** start of RECORDS PROVIDED **

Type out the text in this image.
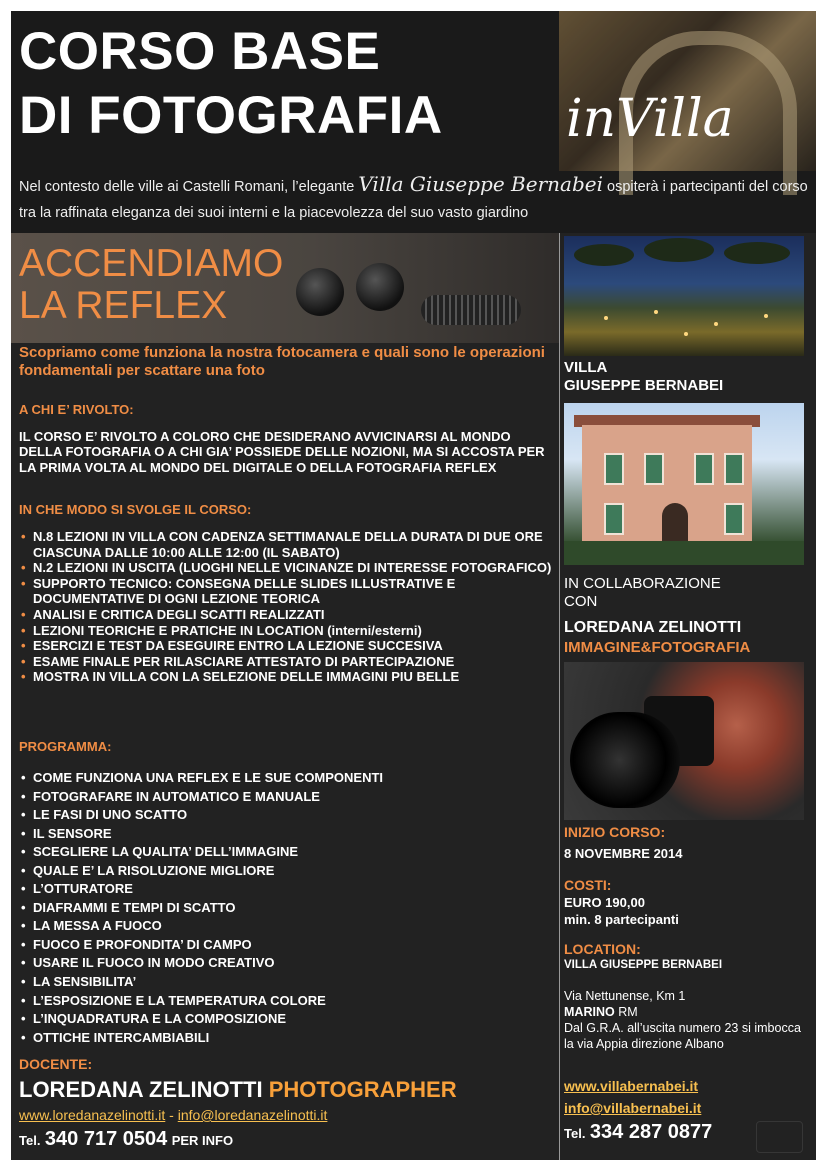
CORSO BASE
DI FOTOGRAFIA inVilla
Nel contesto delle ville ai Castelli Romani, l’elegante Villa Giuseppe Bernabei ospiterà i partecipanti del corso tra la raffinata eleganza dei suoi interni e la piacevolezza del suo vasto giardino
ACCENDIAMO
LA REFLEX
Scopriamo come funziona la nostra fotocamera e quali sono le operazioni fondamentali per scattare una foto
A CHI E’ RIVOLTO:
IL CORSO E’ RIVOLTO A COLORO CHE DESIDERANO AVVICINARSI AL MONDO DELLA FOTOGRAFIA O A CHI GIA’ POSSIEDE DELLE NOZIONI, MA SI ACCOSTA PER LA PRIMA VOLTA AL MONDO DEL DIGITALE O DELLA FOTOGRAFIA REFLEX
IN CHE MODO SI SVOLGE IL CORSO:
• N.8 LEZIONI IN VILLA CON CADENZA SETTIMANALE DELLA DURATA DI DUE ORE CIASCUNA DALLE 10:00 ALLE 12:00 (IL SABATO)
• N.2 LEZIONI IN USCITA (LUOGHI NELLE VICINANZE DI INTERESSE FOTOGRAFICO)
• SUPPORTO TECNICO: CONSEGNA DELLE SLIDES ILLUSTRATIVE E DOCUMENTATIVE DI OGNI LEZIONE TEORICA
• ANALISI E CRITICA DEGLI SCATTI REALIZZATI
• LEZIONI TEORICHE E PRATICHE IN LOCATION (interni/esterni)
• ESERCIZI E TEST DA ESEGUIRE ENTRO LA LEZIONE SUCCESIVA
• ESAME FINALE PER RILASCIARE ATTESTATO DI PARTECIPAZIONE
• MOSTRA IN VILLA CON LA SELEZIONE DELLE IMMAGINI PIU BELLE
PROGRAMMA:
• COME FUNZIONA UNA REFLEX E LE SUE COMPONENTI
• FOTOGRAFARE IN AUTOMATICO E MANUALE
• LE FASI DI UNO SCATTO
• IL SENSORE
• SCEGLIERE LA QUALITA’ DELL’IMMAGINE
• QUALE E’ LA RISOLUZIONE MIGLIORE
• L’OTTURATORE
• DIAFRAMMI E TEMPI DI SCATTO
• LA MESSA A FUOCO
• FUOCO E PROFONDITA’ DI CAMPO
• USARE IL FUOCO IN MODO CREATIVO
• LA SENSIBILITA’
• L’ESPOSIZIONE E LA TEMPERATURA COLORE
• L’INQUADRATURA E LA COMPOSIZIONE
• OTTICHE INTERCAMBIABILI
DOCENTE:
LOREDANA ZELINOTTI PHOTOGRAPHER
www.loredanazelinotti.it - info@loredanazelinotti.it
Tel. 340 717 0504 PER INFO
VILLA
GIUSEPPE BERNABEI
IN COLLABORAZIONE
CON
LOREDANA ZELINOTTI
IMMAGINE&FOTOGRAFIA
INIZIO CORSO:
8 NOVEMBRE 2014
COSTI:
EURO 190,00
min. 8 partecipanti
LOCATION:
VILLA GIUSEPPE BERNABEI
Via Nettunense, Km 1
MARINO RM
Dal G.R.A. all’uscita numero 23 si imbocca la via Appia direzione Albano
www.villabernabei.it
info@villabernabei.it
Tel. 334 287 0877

** end of RECORDS PROVIDED **

THE TASK ▸
The pictures should not be reproduced; quote all of the other material exactly.

REPLY ▸
Type out the text in this image.
CORSO BASE
DI FOTOGRAFIA inVilla
Nel contesto delle ville ai Castelli Romani, l’elegante Villa Giuseppe Bernabei ospiterà i partecipanti del corso tra la raffinata eleganza dei suoi interni e la piacevolezza del suo vasto giardino
ACCENDIAMO
LA REFLEX
Scopriamo come funziona la nostra fotocamera e quali sono le operazioni fondamentali per scattare una foto
A CHI E’ RIVOLTO:
IL CORSO E’ RIVOLTO A COLORO CHE DESIDERANO AVVICINARSI AL MONDO DELLA FOTOGRAFIA O A CHI GIA’ POSSIEDE DELLE NOZIONI, MA SI ACCOSTA PER LA PRIMA VOLTA AL MONDO DEL DIGITALE O DELLA FOTOGRAFIA REFLEX
IN CHE MODO SI SVOLGE IL CORSO:
• N.8 LEZIONI IN VILLA CON CADENZA SETTIMANALE DELLA DURATA DI DUE ORE CIASCUNA DALLE 10:00 ALLE 12:00 (IL SABATO)
• N.2 LEZIONI IN USCITA (LUOGHI NELLE VICINANZE DI INTERESSE FOTOGRAFICO)
• SUPPORTO TECNICO: CONSEGNA DELLE SLIDES ILLUSTRATIVE E DOCUMENTATIVE DI OGNI LEZIONE TEORICA
• ANALISI E CRITICA DEGLI SCATTI REALIZZATI
• LEZIONI TEORICHE E PRATICHE IN LOCATION (interni/esterni)
• ESERCIZI E TEST DA ESEGUIRE ENTRO LA LEZIONE SUCCESIVA
• ESAME FINALE PER RILASCIARE ATTESTATO DI PARTECIPAZIONE
• MOSTRA IN VILLA CON LA SELEZIONE DELLE IMMAGINI PIU BELLE
PROGRAMMA:
• COME FUNZIONA UNA REFLEX E LE SUE COMPONENTI
• FOTOGRAFARE IN AUTOMATICO E MANUALE
• LE FASI DI UNO SCATTO
• IL SENSORE
• SCEGLIERE LA QUALITA’ DELL’IMMAGINE
• QUALE E’ LA RISOLUZIONE MIGLIORE
• L’OTTURATORE
• DIAFRAMMI E TEMPI DI SCATTO
• LA MESSA A FUOCO
• FUOCO E PROFONDITA’ DI CAMPO
• USARE IL FUOCO IN MODO CREATIVO
• LA SENSIBILITA’
• L’ESPOSIZIONE E LA TEMPERATURA COLORE
• L’INQUADRATURA E LA COMPOSIZIONE
• OTTICHE INTERCAMBIABILI
DOCENTE:
LOREDANA ZELINOTTI PHOTOGRAPHER
www.loredanazelinotti.it - info@loredanazelinotti.it
Tel. 340 717 0504 PER INFO
VILLA
GIUSEPPE BERNABEI
IN COLLABORAZIONE
CON
LOREDANA ZELINOTTI
IMMAGINE&FOTOGRAFIA
INIZIO CORSO:
8 NOVEMBRE 2014
COSTI:
EURO 190,00
min. 8 partecipanti
LOCATION:
VILLA GIUSEPPE BERNABEI
Via Nettunense, Km 1
MARINO RM
Dal G.R.A. all’uscita numero 23 si imbocca la via Appia direzione Albano
www.villabernabei.it
info@villabernabei.it
Tel. 334 287 0877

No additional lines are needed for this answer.